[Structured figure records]
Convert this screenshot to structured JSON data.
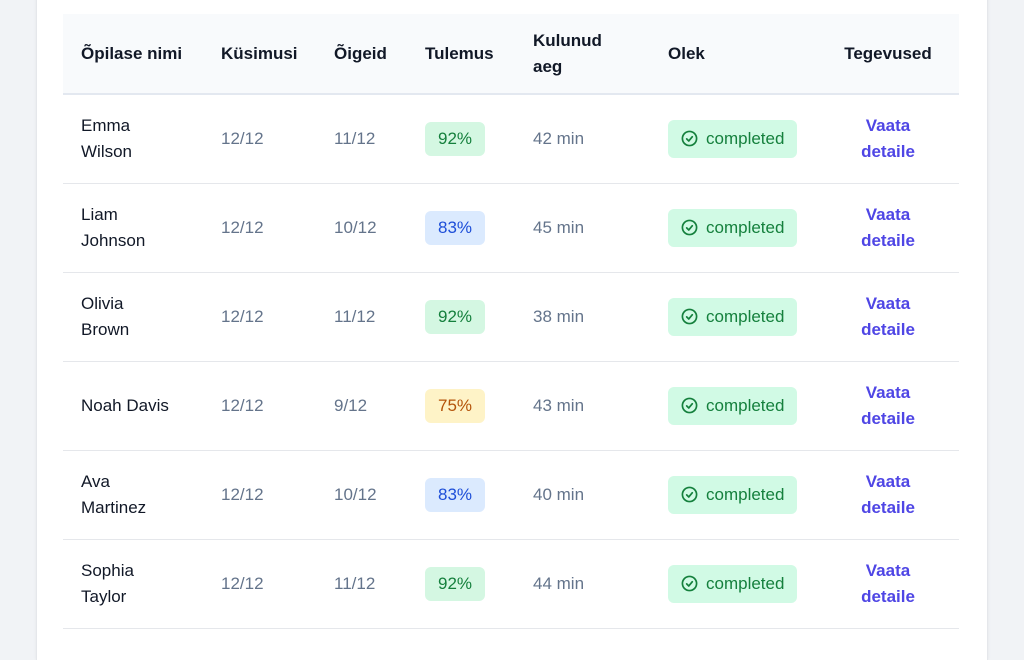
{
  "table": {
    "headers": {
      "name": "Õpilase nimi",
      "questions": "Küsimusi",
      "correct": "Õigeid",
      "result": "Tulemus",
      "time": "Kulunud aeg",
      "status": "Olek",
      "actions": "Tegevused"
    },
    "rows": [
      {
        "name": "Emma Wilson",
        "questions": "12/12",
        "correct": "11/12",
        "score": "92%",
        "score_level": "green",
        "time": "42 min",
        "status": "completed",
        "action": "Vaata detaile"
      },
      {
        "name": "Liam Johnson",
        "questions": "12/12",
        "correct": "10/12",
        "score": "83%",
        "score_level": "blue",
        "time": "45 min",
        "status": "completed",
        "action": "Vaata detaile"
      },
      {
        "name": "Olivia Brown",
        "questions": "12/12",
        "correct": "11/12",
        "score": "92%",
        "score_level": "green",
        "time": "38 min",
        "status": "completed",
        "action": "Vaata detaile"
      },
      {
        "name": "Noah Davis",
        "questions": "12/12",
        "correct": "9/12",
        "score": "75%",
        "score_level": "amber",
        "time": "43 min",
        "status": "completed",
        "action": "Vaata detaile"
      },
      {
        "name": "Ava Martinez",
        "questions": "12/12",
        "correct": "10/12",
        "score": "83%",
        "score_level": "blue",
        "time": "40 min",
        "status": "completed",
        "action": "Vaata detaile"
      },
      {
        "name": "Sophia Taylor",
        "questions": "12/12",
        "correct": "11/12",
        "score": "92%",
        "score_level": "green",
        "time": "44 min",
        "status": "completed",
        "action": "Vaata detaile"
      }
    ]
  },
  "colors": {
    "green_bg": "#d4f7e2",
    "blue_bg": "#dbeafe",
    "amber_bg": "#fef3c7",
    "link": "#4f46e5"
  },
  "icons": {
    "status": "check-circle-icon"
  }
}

#### WHAT YOU SHOULD DO
Reproduce every line exactly and omit all pictures.

#### WRITTEN ANSWER
Convert this screenshot to structured JSON data.
{
  "table": {
    "headers": {
      "name": "Õpilase nimi",
      "questions": "Küsimusi",
      "correct": "Õigeid",
      "result": "Tulemus",
      "time": "Kulunud aeg",
      "status": "Olek",
      "actions": "Tegevused"
    },
    "rows": [
      {
        "name": "Emma Wilson",
        "questions": "12/12",
        "correct": "11/12",
        "score": "92%",
        "score_level": "green",
        "time": "42 min",
        "status": "completed",
        "action": "Vaata detaile"
      },
      {
        "name": "Liam Johnson",
        "questions": "12/12",
        "correct": "10/12",
        "score": "83%",
        "score_level": "blue",
        "time": "45 min",
        "status": "completed",
        "action": "Vaata detaile"
      },
      {
        "name": "Olivia Brown",
        "questions": "12/12",
        "correct": "11/12",
        "score": "92%",
        "score_level": "green",
        "time": "38 min",
        "status": "completed",
        "action": "Vaata detaile"
      },
      {
        "name": "Noah Davis",
        "questions": "12/12",
        "correct": "9/12",
        "score": "75%",
        "score_level": "amber",
        "time": "43 min",
        "status": "completed",
        "action": "Vaata detaile"
      },
      {
        "name": "Ava Martinez",
        "questions": "12/12",
        "correct": "10/12",
        "score": "83%",
        "score_level": "blue",
        "time": "40 min",
        "status": "completed",
        "action": "Vaata detaile"
      },
      {
        "name": "Sophia Taylor",
        "questions": "12/12",
        "correct": "11/12",
        "score": "92%",
        "score_level": "green",
        "time": "44 min",
        "status": "completed",
        "action": "Vaata detaile"
      }
    ]
  },
  "colors": {
    "green_bg": "#d4f7e2",
    "blue_bg": "#dbeafe",
    "amber_bg": "#fef3c7",
    "link": "#4f46e5"
  },
  "icons": {
    "status": "check-circle-icon"
  }
}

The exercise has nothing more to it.